### Entries supplied
↓

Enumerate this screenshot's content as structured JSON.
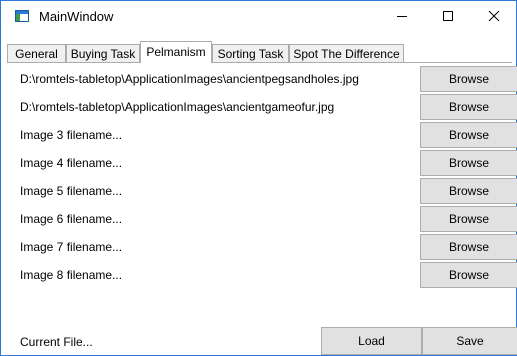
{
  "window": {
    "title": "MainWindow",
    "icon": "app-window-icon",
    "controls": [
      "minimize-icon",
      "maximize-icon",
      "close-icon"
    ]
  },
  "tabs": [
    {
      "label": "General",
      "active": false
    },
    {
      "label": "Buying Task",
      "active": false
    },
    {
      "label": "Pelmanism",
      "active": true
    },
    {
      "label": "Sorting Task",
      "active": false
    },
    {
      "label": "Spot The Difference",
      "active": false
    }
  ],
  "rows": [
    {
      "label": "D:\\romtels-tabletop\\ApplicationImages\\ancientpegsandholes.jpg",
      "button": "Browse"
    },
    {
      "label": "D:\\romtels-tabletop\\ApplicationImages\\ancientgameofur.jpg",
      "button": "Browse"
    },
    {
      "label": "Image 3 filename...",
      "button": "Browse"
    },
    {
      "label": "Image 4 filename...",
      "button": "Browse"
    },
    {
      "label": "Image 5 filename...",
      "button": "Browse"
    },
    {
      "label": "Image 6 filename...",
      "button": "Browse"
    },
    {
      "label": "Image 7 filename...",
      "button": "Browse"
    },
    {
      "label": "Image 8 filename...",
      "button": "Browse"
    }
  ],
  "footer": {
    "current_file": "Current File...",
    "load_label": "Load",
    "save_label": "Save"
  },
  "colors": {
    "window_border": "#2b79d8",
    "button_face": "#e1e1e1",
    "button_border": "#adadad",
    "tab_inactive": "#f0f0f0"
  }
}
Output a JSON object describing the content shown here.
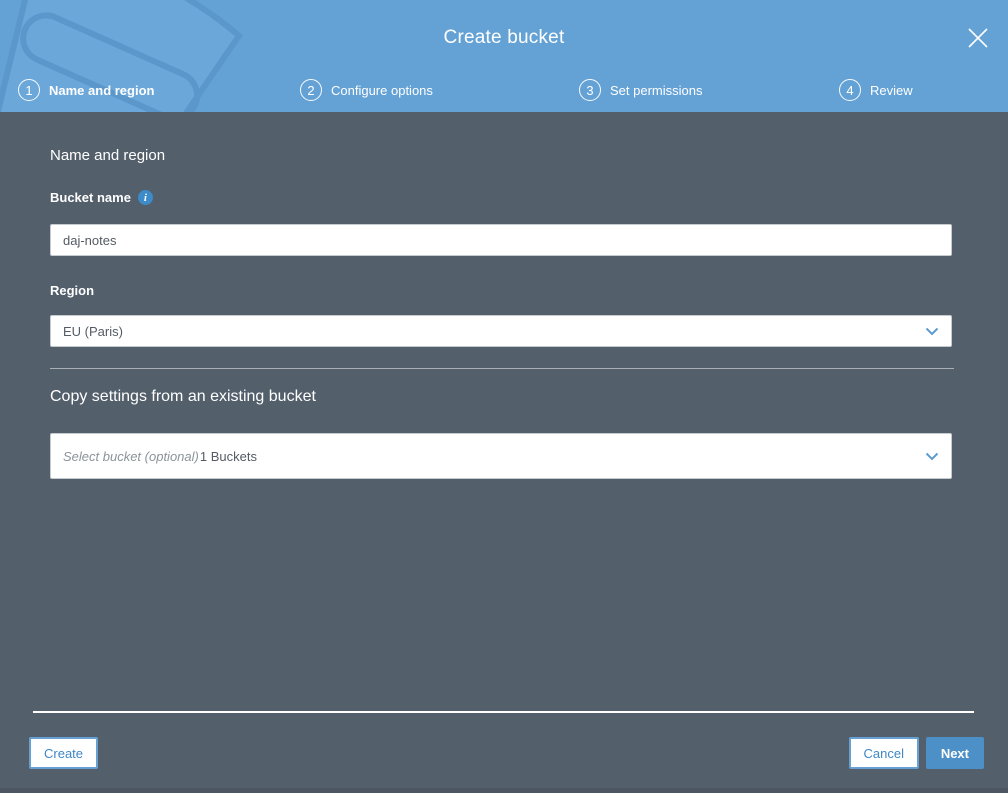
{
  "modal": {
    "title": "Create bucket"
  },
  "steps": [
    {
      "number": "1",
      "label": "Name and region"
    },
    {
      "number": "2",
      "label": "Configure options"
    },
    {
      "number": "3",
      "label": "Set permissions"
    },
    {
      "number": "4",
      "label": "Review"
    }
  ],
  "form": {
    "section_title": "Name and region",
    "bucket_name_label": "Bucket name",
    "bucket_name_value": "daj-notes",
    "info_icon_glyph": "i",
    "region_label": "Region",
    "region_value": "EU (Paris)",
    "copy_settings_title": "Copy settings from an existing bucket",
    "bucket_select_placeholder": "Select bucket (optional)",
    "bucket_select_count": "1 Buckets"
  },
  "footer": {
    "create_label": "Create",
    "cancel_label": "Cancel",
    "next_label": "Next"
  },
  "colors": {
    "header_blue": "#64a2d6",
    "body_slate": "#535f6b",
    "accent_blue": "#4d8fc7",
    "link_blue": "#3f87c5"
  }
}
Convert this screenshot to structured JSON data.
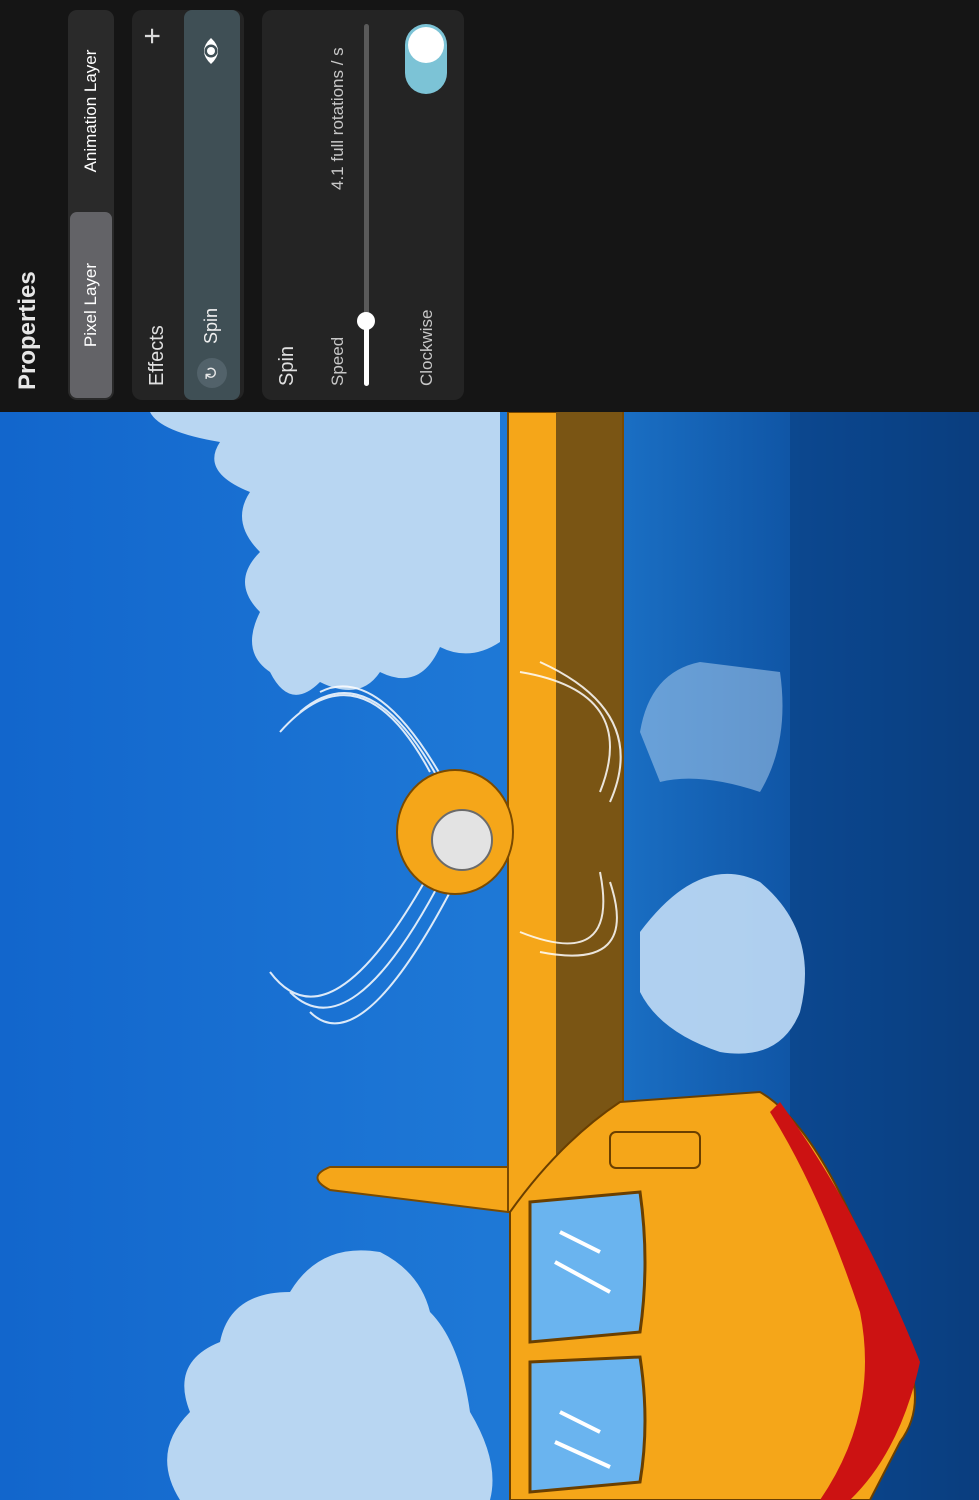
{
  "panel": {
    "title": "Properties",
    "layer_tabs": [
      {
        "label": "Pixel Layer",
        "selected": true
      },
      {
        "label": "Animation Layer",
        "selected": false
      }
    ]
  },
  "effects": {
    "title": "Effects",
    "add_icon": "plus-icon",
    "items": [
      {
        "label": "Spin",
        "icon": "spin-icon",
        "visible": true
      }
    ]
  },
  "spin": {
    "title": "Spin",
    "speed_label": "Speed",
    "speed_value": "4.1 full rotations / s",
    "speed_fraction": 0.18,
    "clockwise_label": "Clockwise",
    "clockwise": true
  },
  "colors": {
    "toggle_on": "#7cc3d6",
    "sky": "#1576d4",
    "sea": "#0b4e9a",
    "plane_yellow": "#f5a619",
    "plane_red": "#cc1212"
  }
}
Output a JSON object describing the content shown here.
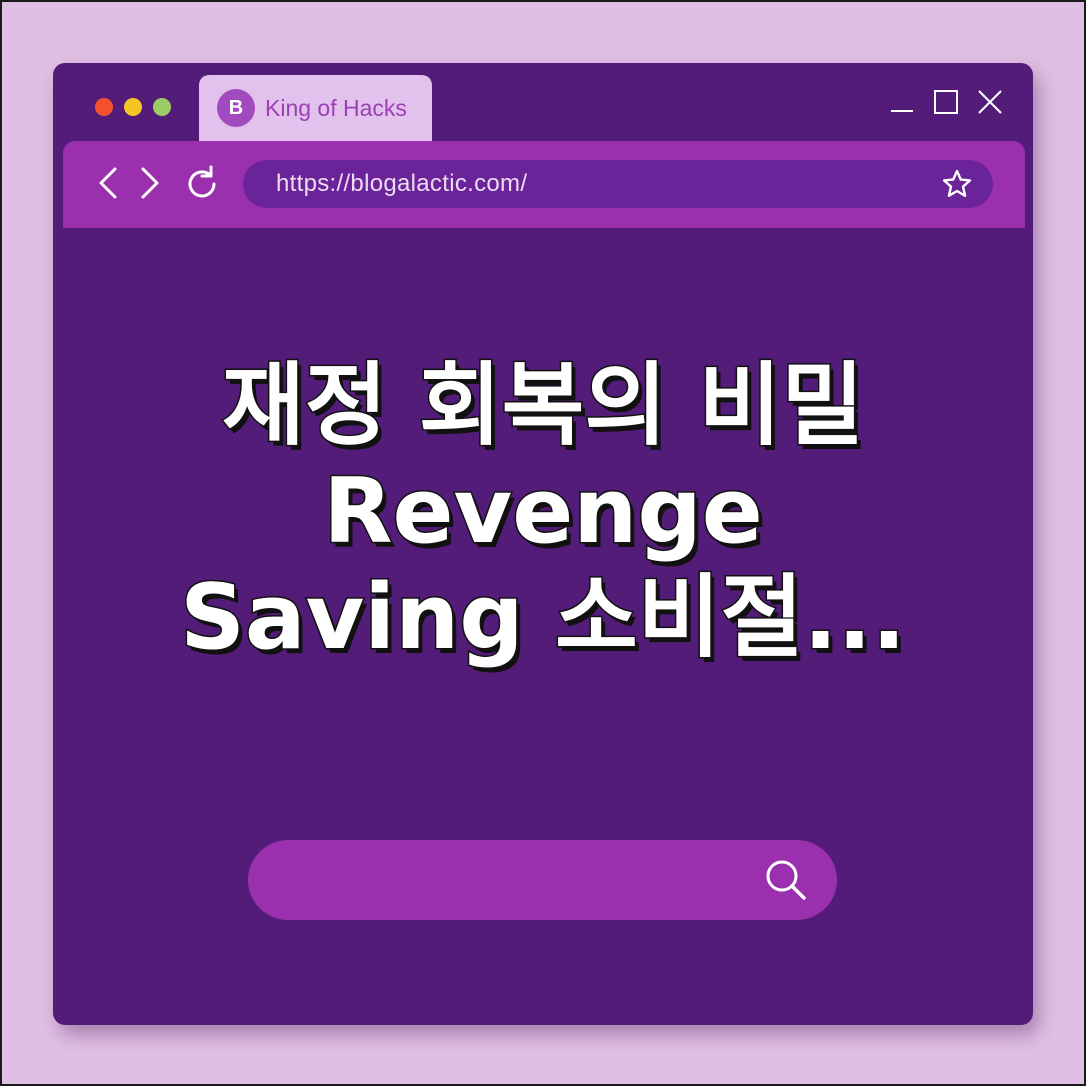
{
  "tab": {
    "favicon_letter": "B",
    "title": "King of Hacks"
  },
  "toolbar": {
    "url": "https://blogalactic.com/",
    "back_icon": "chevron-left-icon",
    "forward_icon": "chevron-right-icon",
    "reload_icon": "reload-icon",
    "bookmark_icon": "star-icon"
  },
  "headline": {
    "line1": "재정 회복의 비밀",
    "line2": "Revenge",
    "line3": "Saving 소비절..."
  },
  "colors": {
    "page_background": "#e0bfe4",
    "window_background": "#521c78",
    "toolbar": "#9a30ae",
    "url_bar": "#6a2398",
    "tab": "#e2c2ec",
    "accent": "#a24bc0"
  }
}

↑

### Given request
Pictures are left out; print exactly the lines from the one holding "Convert this screenshot" through the last line of the listing above, both included.

### Problem solution
Convert this screenshot to structured JSON data.
{
  "panel": {
    "title": "Properties",
    "layer_tabs": [
      {
        "label": "Pixel Layer",
        "selected": true
      },
      {
        "label": "Animation Layer",
        "selected": false
      }
    ]
  },
  "effects": {
    "title": "Effects",
    "add_icon": "plus-icon",
    "items": [
      {
        "label": "Spin",
        "icon": "spin-icon",
        "visible": true
      }
    ]
  },
  "spin": {
    "title": "Spin",
    "speed_label": "Speed",
    "speed_value": "4.1 full rotations / s",
    "speed_fraction": 0.18,
    "clockwise_label": "Clockwise",
    "clockwise": true
  },
  "colors": {
    "toggle_on": "#7cc3d6",
    "sky": "#1576d4",
    "sea": "#0b4e9a",
    "plane_yellow": "#f5a619",
    "plane_red": "#cc1212"
  }
}
Output a JSON object describing the content shown here.
{
  "tab": {
    "favicon_letter": "B",
    "title": "King of Hacks"
  },
  "toolbar": {
    "url": "https://blogalactic.com/",
    "back_icon": "chevron-left-icon",
    "forward_icon": "chevron-right-icon",
    "reload_icon": "reload-icon",
    "bookmark_icon": "star-icon"
  },
  "headline": {
    "line1": "재정 회복의 비밀",
    "line2": "Revenge",
    "line3": "Saving 소비절..."
  },
  "colors": {
    "page_background": "#e0bfe4",
    "window_background": "#521c78",
    "toolbar": "#9a30ae",
    "url_bar": "#6a2398",
    "tab": "#e2c2ec",
    "accent": "#a24bc0"
  }
}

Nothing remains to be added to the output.